[Stored entries]
++++++++++++++++++++
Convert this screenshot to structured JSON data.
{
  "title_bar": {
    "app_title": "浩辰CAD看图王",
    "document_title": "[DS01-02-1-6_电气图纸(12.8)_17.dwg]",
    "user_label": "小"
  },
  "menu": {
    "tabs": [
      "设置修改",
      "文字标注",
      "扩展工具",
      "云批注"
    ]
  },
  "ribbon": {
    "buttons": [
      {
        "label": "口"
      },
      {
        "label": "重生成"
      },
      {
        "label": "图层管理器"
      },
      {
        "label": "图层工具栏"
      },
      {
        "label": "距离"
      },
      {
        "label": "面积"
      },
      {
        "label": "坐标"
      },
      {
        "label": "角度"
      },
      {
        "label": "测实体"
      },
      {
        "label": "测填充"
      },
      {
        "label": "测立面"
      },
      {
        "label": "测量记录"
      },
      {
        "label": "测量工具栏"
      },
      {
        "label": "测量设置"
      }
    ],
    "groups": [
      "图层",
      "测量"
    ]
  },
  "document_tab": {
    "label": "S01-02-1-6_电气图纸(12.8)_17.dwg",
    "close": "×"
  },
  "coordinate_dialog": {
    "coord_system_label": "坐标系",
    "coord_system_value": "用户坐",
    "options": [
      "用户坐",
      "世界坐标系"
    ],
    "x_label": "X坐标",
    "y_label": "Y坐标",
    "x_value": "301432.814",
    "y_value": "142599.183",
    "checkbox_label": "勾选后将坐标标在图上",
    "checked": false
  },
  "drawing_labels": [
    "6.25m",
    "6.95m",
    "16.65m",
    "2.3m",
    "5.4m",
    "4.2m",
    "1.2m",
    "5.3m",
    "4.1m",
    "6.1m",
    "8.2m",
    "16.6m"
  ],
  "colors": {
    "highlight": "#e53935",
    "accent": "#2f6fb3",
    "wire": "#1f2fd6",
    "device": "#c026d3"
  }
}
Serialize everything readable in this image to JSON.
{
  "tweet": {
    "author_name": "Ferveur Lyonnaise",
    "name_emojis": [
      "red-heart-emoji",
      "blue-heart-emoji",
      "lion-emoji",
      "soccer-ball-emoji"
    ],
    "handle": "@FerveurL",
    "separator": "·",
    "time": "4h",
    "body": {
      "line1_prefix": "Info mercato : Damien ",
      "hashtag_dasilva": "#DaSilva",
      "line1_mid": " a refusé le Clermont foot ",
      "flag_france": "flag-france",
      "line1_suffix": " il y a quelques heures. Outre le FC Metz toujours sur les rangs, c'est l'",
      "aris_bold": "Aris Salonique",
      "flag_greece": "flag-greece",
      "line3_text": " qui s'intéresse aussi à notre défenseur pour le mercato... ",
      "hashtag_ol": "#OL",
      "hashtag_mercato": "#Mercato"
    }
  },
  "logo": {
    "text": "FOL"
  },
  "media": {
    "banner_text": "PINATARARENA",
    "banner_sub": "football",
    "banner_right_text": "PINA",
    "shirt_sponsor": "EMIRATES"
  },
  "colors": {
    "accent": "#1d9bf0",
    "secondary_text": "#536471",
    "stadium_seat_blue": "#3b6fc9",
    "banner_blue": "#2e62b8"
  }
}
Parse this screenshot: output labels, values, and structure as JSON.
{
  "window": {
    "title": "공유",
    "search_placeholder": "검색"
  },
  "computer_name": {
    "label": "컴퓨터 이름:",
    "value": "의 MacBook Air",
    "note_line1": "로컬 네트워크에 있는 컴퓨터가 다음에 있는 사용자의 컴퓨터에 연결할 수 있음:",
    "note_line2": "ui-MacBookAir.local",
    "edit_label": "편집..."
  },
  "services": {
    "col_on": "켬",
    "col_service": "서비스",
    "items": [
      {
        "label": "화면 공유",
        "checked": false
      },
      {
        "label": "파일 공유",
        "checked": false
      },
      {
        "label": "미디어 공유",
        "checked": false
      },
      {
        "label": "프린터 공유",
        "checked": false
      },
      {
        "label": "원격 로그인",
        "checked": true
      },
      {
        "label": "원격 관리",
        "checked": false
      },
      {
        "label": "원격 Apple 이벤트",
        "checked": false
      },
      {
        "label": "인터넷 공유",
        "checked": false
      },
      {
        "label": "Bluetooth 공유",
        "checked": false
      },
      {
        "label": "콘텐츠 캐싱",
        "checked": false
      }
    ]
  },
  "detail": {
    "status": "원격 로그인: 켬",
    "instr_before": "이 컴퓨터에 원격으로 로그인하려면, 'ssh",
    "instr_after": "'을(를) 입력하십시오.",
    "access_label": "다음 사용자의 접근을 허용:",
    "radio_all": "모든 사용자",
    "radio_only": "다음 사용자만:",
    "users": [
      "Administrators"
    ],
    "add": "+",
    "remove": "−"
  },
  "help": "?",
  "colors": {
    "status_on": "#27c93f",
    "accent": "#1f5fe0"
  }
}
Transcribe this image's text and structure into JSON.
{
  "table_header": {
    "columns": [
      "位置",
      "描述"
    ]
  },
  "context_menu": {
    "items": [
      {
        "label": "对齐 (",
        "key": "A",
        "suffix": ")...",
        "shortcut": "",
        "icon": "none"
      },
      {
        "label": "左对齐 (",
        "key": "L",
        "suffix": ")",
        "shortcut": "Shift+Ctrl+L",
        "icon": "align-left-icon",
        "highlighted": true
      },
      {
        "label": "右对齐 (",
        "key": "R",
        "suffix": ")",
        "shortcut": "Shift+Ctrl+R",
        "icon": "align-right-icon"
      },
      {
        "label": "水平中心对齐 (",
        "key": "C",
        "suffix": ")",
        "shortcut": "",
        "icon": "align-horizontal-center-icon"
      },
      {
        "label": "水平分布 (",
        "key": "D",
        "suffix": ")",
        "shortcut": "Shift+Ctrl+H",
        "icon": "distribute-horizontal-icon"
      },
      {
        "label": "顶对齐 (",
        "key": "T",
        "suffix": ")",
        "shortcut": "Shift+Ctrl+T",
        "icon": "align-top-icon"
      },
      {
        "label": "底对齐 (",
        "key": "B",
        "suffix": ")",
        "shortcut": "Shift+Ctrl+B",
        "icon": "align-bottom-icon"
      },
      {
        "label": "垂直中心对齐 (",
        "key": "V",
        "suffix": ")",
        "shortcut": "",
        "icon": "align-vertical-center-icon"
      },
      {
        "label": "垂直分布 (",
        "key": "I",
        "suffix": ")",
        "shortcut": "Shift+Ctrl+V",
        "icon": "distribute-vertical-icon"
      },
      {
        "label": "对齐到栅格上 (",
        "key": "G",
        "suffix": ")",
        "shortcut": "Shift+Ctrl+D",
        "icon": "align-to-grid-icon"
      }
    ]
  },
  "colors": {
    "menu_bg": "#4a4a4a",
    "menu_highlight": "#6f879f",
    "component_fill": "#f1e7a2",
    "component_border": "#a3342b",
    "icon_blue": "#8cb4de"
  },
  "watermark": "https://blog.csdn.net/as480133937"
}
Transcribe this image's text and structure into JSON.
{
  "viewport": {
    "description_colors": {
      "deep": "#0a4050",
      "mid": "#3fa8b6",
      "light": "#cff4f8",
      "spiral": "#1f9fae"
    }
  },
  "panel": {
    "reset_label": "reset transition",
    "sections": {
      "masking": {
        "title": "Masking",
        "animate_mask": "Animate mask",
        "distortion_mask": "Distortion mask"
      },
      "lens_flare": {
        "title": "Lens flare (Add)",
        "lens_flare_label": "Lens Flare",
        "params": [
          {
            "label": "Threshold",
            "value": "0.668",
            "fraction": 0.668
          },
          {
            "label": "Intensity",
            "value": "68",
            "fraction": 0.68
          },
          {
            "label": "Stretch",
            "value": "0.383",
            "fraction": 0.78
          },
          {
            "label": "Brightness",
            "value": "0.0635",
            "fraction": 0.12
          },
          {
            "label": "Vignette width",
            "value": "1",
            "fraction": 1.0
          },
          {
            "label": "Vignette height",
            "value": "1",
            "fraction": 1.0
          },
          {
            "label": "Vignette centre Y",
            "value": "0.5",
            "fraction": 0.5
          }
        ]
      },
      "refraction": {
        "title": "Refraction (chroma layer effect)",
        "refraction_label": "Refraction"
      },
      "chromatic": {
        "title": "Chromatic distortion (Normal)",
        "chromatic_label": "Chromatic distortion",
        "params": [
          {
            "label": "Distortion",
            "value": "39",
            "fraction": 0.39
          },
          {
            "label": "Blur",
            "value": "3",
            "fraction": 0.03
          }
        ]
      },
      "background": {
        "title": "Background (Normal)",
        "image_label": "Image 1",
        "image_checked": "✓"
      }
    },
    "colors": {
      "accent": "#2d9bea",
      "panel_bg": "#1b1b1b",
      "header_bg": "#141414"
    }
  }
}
++++++++++++++++++++
Set task> Return every line above in which the string "vertical" occurs.

Reply>
        "icon": "align-vertical-center-icon"
        "icon": "distribute-vertical-icon"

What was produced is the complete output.